## Task requirements:
Print the data that follows exactly.

(Records)
───

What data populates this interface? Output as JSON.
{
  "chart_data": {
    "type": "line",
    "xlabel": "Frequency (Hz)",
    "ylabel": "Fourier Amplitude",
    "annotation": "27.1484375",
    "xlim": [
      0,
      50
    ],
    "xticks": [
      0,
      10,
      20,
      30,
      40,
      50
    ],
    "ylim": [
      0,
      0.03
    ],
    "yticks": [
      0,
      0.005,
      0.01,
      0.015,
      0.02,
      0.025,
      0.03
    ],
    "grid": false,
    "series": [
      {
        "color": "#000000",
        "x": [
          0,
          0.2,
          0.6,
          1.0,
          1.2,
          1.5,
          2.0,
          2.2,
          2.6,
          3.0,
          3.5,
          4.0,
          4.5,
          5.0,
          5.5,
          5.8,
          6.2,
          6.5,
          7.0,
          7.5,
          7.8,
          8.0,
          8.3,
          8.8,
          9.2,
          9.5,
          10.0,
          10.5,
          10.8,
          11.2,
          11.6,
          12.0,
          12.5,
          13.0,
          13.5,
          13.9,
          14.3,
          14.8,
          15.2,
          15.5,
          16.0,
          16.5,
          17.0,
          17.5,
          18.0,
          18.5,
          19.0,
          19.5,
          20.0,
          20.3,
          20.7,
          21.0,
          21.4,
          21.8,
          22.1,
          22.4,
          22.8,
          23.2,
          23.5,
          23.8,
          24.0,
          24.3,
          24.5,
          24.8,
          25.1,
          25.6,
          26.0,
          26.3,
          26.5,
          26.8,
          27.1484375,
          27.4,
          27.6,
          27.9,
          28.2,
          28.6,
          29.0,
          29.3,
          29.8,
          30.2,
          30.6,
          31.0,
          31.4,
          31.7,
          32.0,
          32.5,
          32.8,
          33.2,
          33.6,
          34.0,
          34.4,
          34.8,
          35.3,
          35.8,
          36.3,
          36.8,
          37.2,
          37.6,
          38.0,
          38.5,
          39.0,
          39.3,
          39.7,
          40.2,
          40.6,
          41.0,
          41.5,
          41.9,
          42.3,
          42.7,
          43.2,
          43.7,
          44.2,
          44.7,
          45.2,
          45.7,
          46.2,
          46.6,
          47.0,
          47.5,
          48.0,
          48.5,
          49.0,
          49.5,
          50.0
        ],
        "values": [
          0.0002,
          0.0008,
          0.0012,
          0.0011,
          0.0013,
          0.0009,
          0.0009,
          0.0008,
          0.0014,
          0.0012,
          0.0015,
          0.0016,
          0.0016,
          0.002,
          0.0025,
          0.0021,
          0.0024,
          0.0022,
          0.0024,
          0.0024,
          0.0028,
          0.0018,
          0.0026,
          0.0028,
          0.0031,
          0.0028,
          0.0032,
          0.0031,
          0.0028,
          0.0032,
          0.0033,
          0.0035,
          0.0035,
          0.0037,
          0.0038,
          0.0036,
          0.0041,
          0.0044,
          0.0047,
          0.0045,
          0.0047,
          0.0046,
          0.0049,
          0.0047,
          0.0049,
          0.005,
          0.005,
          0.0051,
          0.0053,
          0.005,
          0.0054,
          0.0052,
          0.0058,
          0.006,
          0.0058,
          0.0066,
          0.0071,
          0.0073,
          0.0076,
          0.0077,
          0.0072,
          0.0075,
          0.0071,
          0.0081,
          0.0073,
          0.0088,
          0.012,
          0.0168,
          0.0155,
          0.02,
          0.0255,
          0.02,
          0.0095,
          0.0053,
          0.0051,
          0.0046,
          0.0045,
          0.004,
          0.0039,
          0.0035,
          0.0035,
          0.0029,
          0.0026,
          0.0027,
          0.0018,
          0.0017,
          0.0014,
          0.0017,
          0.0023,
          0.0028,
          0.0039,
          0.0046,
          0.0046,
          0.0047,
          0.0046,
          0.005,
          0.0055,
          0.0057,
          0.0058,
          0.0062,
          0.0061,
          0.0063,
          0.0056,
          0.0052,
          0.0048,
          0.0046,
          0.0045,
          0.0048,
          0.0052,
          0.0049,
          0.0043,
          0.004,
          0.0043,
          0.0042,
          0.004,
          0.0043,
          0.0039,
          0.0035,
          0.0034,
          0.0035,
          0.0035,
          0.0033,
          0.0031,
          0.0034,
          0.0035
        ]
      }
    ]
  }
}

───

## Problem solution:
What data populates this interface? Output as JSON.
{
  "chart_data": {
    "type": "line",
    "xlabel": "Frequency (Hz)",
    "ylabel": "Fourier Amplitude",
    "annotation": "27.1484375",
    "xlim": [
      0,
      50
    ],
    "xticks": [
      0,
      10,
      20,
      30,
      40,
      50
    ],
    "ylim": [
      0,
      0.03
    ],
    "yticks": [
      0,
      0.005,
      0.01,
      0.015,
      0.02,
      0.025,
      0.03
    ],
    "grid": false,
    "series": [
      {
        "color": "#000000",
        "x": [
          0,
          0.2,
          0.6,
          1.0,
          1.2,
          1.5,
          2.0,
          2.2,
          2.6,
          3.0,
          3.5,
          4.0,
          4.5,
          5.0,
          5.5,
          5.8,
          6.2,
          6.5,
          7.0,
          7.5,
          7.8,
          8.0,
          8.3,
          8.8,
          9.2,
          9.5,
          10.0,
          10.5,
          10.8,
          11.2,
          11.6,
          12.0,
          12.5,
          13.0,
          13.5,
          13.9,
          14.3,
          14.8,
          15.2,
          15.5,
          16.0,
          16.5,
          17.0,
          17.5,
          18.0,
          18.5,
          19.0,
          19.5,
          20.0,
          20.3,
          20.7,
          21.0,
          21.4,
          21.8,
          22.1,
          22.4,
          22.8,
          23.2,
          23.5,
          23.8,
          24.0,
          24.3,
          24.5,
          24.8,
          25.1,
          25.6,
          26.0,
          26.3,
          26.5,
          26.8,
          27.1484375,
          27.4,
          27.6,
          27.9,
          28.2,
          28.6,
          29.0,
          29.3,
          29.8,
          30.2,
          30.6,
          31.0,
          31.4,
          31.7,
          32.0,
          32.5,
          32.8,
          33.2,
          33.6,
          34.0,
          34.4,
          34.8,
          35.3,
          35.8,
          36.3,
          36.8,
          37.2,
          37.6,
          38.0,
          38.5,
          39.0,
          39.3,
          39.7,
          40.2,
          40.6,
          41.0,
          41.5,
          41.9,
          42.3,
          42.7,
          43.2,
          43.7,
          44.2,
          44.7,
          45.2,
          45.7,
          46.2,
          46.6,
          47.0,
          47.5,
          48.0,
          48.5,
          49.0,
          49.5,
          50.0
        ],
        "values": [
          0.0002,
          0.0008,
          0.0012,
          0.0011,
          0.0013,
          0.0009,
          0.0009,
          0.0008,
          0.0014,
          0.0012,
          0.0015,
          0.0016,
          0.0016,
          0.002,
          0.0025,
          0.0021,
          0.0024,
          0.0022,
          0.0024,
          0.0024,
          0.0028,
          0.0018,
          0.0026,
          0.0028,
          0.0031,
          0.0028,
          0.0032,
          0.0031,
          0.0028,
          0.0032,
          0.0033,
          0.0035,
          0.0035,
          0.0037,
          0.0038,
          0.0036,
          0.0041,
          0.0044,
          0.0047,
          0.0045,
          0.0047,
          0.0046,
          0.0049,
          0.0047,
          0.0049,
          0.005,
          0.005,
          0.0051,
          0.0053,
          0.005,
          0.0054,
          0.0052,
          0.0058,
          0.006,
          0.0058,
          0.0066,
          0.0071,
          0.0073,
          0.0076,
          0.0077,
          0.0072,
          0.0075,
          0.0071,
          0.0081,
          0.0073,
          0.0088,
          0.012,
          0.0168,
          0.0155,
          0.02,
          0.0255,
          0.02,
          0.0095,
          0.0053,
          0.0051,
          0.0046,
          0.0045,
          0.004,
          0.0039,
          0.0035,
          0.0035,
          0.0029,
          0.0026,
          0.0027,
          0.0018,
          0.0017,
          0.0014,
          0.0017,
          0.0023,
          0.0028,
          0.0039,
          0.0046,
          0.0046,
          0.0047,
          0.0046,
          0.005,
          0.0055,
          0.0057,
          0.0058,
          0.0062,
          0.0061,
          0.0063,
          0.0056,
          0.0052,
          0.0048,
          0.0046,
          0.0045,
          0.0048,
          0.0052,
          0.0049,
          0.0043,
          0.004,
          0.0043,
          0.0042,
          0.004,
          0.0043,
          0.0039,
          0.0035,
          0.0034,
          0.0035,
          0.0035,
          0.0033,
          0.0031,
          0.0034,
          0.0035
        ]
      }
    ]
  }
}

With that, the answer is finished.